Every record must be repeated exactly, with no omission.

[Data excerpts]

====

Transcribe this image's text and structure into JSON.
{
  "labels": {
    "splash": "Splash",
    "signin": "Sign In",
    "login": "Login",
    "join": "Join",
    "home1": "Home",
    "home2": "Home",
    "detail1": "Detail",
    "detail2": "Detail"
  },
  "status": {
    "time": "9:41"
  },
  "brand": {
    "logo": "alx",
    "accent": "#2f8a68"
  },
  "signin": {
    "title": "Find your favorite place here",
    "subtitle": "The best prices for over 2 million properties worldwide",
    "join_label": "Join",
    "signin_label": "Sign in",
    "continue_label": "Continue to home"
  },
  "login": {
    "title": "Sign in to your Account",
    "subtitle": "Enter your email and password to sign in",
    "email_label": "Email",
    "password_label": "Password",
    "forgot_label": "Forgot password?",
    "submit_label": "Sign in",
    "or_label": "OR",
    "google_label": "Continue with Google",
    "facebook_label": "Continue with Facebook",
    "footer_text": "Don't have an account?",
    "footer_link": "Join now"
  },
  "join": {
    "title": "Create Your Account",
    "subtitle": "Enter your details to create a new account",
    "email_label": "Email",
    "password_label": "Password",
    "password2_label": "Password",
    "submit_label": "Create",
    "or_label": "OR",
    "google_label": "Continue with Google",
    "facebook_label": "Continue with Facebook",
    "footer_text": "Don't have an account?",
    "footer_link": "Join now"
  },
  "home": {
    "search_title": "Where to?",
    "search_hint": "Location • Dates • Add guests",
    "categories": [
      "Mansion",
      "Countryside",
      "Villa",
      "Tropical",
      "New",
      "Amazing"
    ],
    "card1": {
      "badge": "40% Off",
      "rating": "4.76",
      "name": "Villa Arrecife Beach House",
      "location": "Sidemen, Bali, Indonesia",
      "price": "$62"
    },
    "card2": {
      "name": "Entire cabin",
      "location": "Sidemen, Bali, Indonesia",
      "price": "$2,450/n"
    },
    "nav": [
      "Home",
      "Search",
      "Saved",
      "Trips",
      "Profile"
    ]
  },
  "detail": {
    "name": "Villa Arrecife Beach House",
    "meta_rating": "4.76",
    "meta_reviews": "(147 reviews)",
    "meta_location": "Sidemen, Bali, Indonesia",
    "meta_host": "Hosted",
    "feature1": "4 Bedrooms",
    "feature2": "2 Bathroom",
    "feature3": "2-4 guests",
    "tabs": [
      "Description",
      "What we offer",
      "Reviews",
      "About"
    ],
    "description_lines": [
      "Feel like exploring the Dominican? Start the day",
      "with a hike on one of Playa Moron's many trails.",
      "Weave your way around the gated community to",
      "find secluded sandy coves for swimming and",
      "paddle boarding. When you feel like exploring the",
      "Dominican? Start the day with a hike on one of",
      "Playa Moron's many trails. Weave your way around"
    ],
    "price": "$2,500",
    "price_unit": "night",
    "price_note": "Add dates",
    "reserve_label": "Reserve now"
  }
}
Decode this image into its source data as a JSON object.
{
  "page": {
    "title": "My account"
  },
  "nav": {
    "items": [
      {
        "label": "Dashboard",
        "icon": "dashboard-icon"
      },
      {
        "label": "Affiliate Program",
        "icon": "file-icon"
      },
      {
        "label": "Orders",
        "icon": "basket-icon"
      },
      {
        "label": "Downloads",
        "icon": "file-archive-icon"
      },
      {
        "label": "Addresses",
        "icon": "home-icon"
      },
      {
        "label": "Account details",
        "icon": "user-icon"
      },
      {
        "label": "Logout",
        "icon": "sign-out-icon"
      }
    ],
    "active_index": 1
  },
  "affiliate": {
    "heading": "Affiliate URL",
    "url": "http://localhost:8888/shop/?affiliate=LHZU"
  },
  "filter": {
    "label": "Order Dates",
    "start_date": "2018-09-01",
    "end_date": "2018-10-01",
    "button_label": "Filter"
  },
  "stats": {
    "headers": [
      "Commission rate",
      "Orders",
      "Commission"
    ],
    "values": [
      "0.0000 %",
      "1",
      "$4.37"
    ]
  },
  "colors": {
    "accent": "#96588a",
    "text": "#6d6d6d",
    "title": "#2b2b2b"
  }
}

====

Response:
Transcribe this image's text and structure into JSON.
{
  "labels": {
    "splash": "Splash",
    "signin": "Sign In",
    "login": "Login",
    "join": "Join",
    "home1": "Home",
    "home2": "Home",
    "detail1": "Detail",
    "detail2": "Detail"
  },
  "status": {
    "time": "9:41"
  },
  "brand": {
    "logo": "alx",
    "accent": "#2f8a68"
  },
  "signin": {
    "title": "Find your favorite place here",
    "subtitle": "The best prices for over 2 million properties worldwide",
    "join_label": "Join",
    "signin_label": "Sign in",
    "continue_label": "Continue to home"
  },
  "login": {
    "title": "Sign in to your Account",
    "subtitle": "Enter your email and password to sign in",
    "email_label": "Email",
    "password_label": "Password",
    "forgot_label": "Forgot password?",
    "submit_label": "Sign in",
    "or_label": "OR",
    "google_label": "Continue with Google",
    "facebook_label": "Continue with Facebook",
    "footer_text": "Don't have an account?",
    "footer_link": "Join now"
  },
  "join": {
    "title": "Create Your Account",
    "subtitle": "Enter your details to create a new account",
    "email_label": "Email",
    "password_label": "Password",
    "password2_label": "Password",
    "submit_label": "Create",
    "or_label": "OR",
    "google_label": "Continue with Google",
    "facebook_label": "Continue with Facebook",
    "footer_text": "Don't have an account?",
    "footer_link": "Join now"
  },
  "home": {
    "search_title": "Where to?",
    "search_hint": "Location • Dates • Add guests",
    "categories": [
      "Mansion",
      "Countryside",
      "Villa",
      "Tropical",
      "New",
      "Amazing"
    ],
    "card1": {
      "badge": "40% Off",
      "rating": "4.76",
      "name": "Villa Arrecife Beach House",
      "location": "Sidemen, Bali, Indonesia",
      "price": "$62"
    },
    "card2": {
      "name": "Entire cabin",
      "location": "Sidemen, Bali, Indonesia",
      "price": "$2,450/n"
    },
    "nav": [
      "Home",
      "Search",
      "Saved",
      "Trips",
      "Profile"
    ]
  },
  "detail": {
    "name": "Villa Arrecife Beach House",
    "meta_rating": "4.76",
    "meta_reviews": "(147 reviews)",
    "meta_location": "Sidemen, Bali, Indonesia",
    "meta_host": "Hosted",
    "feature1": "4 Bedrooms",
    "feature2": "2 Bathroom",
    "feature3": "2-4 guests",
    "tabs": [
      "Description",
      "What we offer",
      "Reviews",
      "About"
    ],
    "description_lines": [
      "Feel like exploring the Dominican? Start the day",
      "with a hike on one of Playa Moron's many trails.",
      "Weave your way around the gated community to",
      "find secluded sandy coves for swimming and",
      "paddle boarding. When you feel like exploring the",
      "Dominican? Start the day with a hike on one of",
      "Playa Moron's many trails. Weave your way around"
    ],
    "price": "$2,500",
    "price_unit": "night",
    "price_note": "Add dates",
    "reserve_label": "Reserve now"
  }
}
Decode this image into its source data as a JSON object.
{
  "page": {
    "title": "My account"
  },
  "nav": {
    "items": [
      {
        "label": "Dashboard",
        "icon": "dashboard-icon"
      },
      {
        "label": "Affiliate Program",
        "icon": "file-icon"
      },
      {
        "label": "Orders",
        "icon": "basket-icon"
      },
      {
        "label": "Downloads",
        "icon": "file-archive-icon"
      },
      {
        "label": "Addresses",
        "icon": "home-icon"
      },
      {
        "label": "Account details",
        "icon": "user-icon"
      },
      {
        "label": "Logout",
        "icon": "sign-out-icon"
      }
    ],
    "active_index": 1
  },
  "affiliate": {
    "heading": "Affiliate URL",
    "url": "http://localhost:8888/shop/?affiliate=LHZU"
  },
  "filter": {
    "label": "Order Dates",
    "start_date": "2018-09-01",
    "end_date": "2018-10-01",
    "button_label": "Filter"
  },
  "stats": {
    "headers": [
      "Commission rate",
      "Orders",
      "Commission"
    ],
    "values": [
      "0.0000 %",
      "1",
      "$4.37"
    ]
  },
  "colors": {
    "accent": "#96588a",
    "text": "#6d6d6d",
    "title": "#2b2b2b"
  }
}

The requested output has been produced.